> [Document extract]:

____

Great Fire of London

Tuesday, 31 October 2023 - 11:00 am (CET/MEZ) Berlin | Author/Destination:
Category/Kategorie: General, Architecture, London
Reading Time:  17 minutes

Monument to the Great Fire of London and Pudding Lane © flickr.com - It's No Game/cc-by-2.0

Monument to the Great Fire of London and Pudding Lane © flickr.com – It’s No Game/cc-by-2.0

The Great Fire of London was a major conflagration that swept through central London from Sunday 2 September to Thursday 6 September 1666, gutting the medieval City of London inside the old Roman city wall, while also extending past the wall to the west. The death toll is generally thought to have been relatively small, although some historians have challenged this belief.

____

> [Information given]:
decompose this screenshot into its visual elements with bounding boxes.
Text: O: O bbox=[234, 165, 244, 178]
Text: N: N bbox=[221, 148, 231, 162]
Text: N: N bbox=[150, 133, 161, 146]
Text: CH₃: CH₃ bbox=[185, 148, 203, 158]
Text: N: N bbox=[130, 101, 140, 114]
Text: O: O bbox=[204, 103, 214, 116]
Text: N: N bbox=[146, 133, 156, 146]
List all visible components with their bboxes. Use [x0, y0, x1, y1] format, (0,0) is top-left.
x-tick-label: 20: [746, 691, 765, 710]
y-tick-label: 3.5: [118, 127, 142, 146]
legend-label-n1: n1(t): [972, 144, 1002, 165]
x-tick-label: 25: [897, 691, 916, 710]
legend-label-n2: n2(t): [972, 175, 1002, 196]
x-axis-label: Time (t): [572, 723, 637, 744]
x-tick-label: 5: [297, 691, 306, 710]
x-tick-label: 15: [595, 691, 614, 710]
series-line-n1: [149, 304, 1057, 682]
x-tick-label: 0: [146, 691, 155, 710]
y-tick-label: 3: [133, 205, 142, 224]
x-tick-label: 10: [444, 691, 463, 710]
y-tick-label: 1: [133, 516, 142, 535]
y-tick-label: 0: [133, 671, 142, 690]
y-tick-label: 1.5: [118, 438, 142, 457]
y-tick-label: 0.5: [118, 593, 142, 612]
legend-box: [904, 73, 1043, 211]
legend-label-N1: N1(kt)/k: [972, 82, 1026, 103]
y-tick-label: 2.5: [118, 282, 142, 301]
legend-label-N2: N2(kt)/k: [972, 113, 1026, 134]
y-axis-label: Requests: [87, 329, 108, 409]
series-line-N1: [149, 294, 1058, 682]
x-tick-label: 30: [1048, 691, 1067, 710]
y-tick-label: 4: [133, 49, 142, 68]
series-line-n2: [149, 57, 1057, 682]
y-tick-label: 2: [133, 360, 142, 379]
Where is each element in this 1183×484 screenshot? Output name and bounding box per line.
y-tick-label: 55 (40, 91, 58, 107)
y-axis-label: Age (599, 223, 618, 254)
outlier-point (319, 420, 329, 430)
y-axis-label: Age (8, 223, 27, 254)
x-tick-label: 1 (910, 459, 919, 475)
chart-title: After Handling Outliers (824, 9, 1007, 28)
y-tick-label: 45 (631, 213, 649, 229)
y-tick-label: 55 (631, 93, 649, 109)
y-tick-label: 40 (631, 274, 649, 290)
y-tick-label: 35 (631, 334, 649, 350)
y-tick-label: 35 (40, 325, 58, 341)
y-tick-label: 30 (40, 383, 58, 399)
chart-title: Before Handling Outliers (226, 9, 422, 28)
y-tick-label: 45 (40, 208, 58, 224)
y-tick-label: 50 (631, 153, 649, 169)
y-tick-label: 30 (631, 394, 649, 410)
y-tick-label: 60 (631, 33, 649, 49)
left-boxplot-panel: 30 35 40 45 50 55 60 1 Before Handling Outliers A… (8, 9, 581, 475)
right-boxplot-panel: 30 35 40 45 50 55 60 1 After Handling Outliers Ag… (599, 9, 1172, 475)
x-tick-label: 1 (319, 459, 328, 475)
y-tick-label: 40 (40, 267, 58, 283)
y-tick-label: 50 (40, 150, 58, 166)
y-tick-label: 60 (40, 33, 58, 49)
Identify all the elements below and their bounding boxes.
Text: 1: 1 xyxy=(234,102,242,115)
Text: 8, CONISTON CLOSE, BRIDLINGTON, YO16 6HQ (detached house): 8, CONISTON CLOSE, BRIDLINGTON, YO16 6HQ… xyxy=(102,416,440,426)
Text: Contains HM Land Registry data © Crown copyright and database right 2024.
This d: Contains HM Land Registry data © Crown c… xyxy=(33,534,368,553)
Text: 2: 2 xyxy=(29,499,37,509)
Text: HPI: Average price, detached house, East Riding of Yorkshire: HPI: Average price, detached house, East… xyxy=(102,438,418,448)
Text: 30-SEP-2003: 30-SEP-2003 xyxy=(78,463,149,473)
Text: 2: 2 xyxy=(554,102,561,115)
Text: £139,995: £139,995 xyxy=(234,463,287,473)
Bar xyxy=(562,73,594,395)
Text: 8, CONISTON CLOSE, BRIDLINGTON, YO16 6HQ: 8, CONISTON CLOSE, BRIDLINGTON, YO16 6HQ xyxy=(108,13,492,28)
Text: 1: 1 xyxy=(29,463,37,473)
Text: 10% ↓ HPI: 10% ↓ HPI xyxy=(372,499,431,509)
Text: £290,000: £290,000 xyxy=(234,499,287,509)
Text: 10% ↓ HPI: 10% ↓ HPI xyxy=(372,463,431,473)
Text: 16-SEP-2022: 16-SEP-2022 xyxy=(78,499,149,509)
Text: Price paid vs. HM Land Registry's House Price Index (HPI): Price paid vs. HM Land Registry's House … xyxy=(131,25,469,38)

____

> [Instruction 1]:
In the Great Fire of London article, why is the low death toll not presented as settled fact? Answer in one to three sentences.
> [Instruction 2]:
Carry on the Great Fire of London article from the point where it stops.

> [Reply 1]:
The article calls the death toll "generally thought" to have been relatively small. It does not treat this as settled because some historians have challenged that belief.

> [Reply 2]:
The fire started in a bakery in Pudding Lane shortly after midnight on Sunday 2 September, and spread rapidly. The use of the major firefighting technique of the time, the creation of firebreaks by means of removing structures in the fire’s path, was critically delayed due to the indecisiveness of the Lord Mayor, Sir Thomas Bloodworth. By the time large-scale demolitions were ordered on Sunday night, the wind had already fanned the bakery fire into a firestorm which defeated such measures. The fire pushed north on Monday into the heart of the City. Order in the streets broke down as rumours arose of suspicious foreigners setting fires. The fears of the homeless focused on the French and Dutch, England’s enemies in the ongoing Second Anglo-Dutch War; these substantial immigrant groups became victims of street violence. On Tuesday, the fire spread over nearly the whole City, destroying St Paul’s Cathedral and leaping the River Fleet to threaten Charles II‘s court at Whitehall. Coordinated firefighting efforts were simultaneously getting underway. The battle to put out the fire is considered to have been won by two key factors: the strong east wind dropped, and the Tower of London garrison used gunpowder to create effective firebreaks, halting further spread eastward.

The social and economic problems created by the disaster were overwhelming. Flight from London and settlement elsewhere were strongly encouraged by Charles II, who feared a London rebellion amongst the dispossessed refugees. Various schemes for rebuilding the city were proposed, some of them very radical. After the fire, London was reconstructed on essentially the same medieval street plan, which still exists today.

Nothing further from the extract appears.